Dataset rows –
·····

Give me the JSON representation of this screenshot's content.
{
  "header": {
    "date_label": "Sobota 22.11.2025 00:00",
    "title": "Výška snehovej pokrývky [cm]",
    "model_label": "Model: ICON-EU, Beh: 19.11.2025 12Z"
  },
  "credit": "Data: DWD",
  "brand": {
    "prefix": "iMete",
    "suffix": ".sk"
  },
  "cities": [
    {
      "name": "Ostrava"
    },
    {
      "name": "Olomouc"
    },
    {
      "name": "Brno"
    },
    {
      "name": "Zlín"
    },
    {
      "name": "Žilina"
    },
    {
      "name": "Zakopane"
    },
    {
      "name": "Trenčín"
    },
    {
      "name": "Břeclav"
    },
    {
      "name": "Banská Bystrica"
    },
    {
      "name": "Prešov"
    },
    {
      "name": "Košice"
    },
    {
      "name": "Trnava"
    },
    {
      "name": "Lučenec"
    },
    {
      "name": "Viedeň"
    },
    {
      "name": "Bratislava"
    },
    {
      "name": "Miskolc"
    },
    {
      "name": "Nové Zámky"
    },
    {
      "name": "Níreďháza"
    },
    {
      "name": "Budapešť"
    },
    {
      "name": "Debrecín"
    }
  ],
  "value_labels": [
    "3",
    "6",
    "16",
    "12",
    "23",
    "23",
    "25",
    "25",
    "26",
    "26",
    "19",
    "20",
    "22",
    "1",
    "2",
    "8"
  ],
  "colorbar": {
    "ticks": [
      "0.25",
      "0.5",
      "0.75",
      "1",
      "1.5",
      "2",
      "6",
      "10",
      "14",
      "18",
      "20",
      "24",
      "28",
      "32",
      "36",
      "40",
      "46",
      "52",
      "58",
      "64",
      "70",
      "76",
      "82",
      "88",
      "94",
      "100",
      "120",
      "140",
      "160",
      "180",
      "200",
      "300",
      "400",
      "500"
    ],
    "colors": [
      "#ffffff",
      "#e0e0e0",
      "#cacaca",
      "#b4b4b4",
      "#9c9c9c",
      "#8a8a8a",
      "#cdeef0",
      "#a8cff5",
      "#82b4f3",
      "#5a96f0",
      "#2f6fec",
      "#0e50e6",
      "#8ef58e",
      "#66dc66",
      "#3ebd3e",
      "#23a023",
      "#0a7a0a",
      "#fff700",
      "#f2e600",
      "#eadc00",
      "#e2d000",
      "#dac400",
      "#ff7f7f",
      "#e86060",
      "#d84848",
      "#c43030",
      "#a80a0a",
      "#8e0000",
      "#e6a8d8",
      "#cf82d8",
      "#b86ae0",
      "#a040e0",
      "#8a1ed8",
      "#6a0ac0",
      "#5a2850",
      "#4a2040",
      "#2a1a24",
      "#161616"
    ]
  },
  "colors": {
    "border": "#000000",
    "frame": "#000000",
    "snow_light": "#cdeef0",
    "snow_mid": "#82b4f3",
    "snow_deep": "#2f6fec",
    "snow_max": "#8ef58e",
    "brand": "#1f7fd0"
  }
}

·····

Task requirements – Repeat the entries exactly, all of them.

Answer to the exercise –
Give me the JSON representation of this screenshot's content.
{
  "header": {
    "date_label": "Sobota 22.11.2025 00:00",
    "title": "Výška snehovej pokrývky [cm]",
    "model_label": "Model: ICON-EU, Beh: 19.11.2025 12Z"
  },
  "credit": "Data: DWD",
  "brand": {
    "prefix": "iMete",
    "suffix": ".sk"
  },
  "cities": [
    {
      "name": "Ostrava"
    },
    {
      "name": "Olomouc"
    },
    {
      "name": "Brno"
    },
    {
      "name": "Zlín"
    },
    {
      "name": "Žilina"
    },
    {
      "name": "Zakopane"
    },
    {
      "name": "Trenčín"
    },
    {
      "name": "Břeclav"
    },
    {
      "name": "Banská Bystrica"
    },
    {
      "name": "Prešov"
    },
    {
      "name": "Košice"
    },
    {
      "name": "Trnava"
    },
    {
      "name": "Lučenec"
    },
    {
      "name": "Viedeň"
    },
    {
      "name": "Bratislava"
    },
    {
      "name": "Miskolc"
    },
    {
      "name": "Nové Zámky"
    },
    {
      "name": "Níreďháza"
    },
    {
      "name": "Budapešť"
    },
    {
      "name": "Debrecín"
    }
  ],
  "value_labels": [
    "3",
    "6",
    "16",
    "12",
    "23",
    "23",
    "25",
    "25",
    "26",
    "26",
    "19",
    "20",
    "22",
    "1",
    "2",
    "8"
  ],
  "colorbar": {
    "ticks": [
      "0.25",
      "0.5",
      "0.75",
      "1",
      "1.5",
      "2",
      "6",
      "10",
      "14",
      "18",
      "20",
      "24",
      "28",
      "32",
      "36",
      "40",
      "46",
      "52",
      "58",
      "64",
      "70",
      "76",
      "82",
      "88",
      "94",
      "100",
      "120",
      "140",
      "160",
      "180",
      "200",
      "300",
      "400",
      "500"
    ],
    "colors": [
      "#ffffff",
      "#e0e0e0",
      "#cacaca",
      "#b4b4b4",
      "#9c9c9c",
      "#8a8a8a",
      "#cdeef0",
      "#a8cff5",
      "#82b4f3",
      "#5a96f0",
      "#2f6fec",
      "#0e50e6",
      "#8ef58e",
      "#66dc66",
      "#3ebd3e",
      "#23a023",
      "#0a7a0a",
      "#fff700",
      "#f2e600",
      "#eadc00",
      "#e2d000",
      "#dac400",
      "#ff7f7f",
      "#e86060",
      "#d84848",
      "#c43030",
      "#a80a0a",
      "#8e0000",
      "#e6a8d8",
      "#cf82d8",
      "#b86ae0",
      "#a040e0",
      "#8a1ed8",
      "#6a0ac0",
      "#5a2850",
      "#4a2040",
      "#2a1a24",
      "#161616"
    ]
  },
  "colors": {
    "border": "#000000",
    "frame": "#000000",
    "snow_light": "#cdeef0",
    "snow_mid": "#82b4f3",
    "snow_deep": "#2f6fec",
    "snow_max": "#8ef58e",
    "brand": "#1f7fd0"
  }
}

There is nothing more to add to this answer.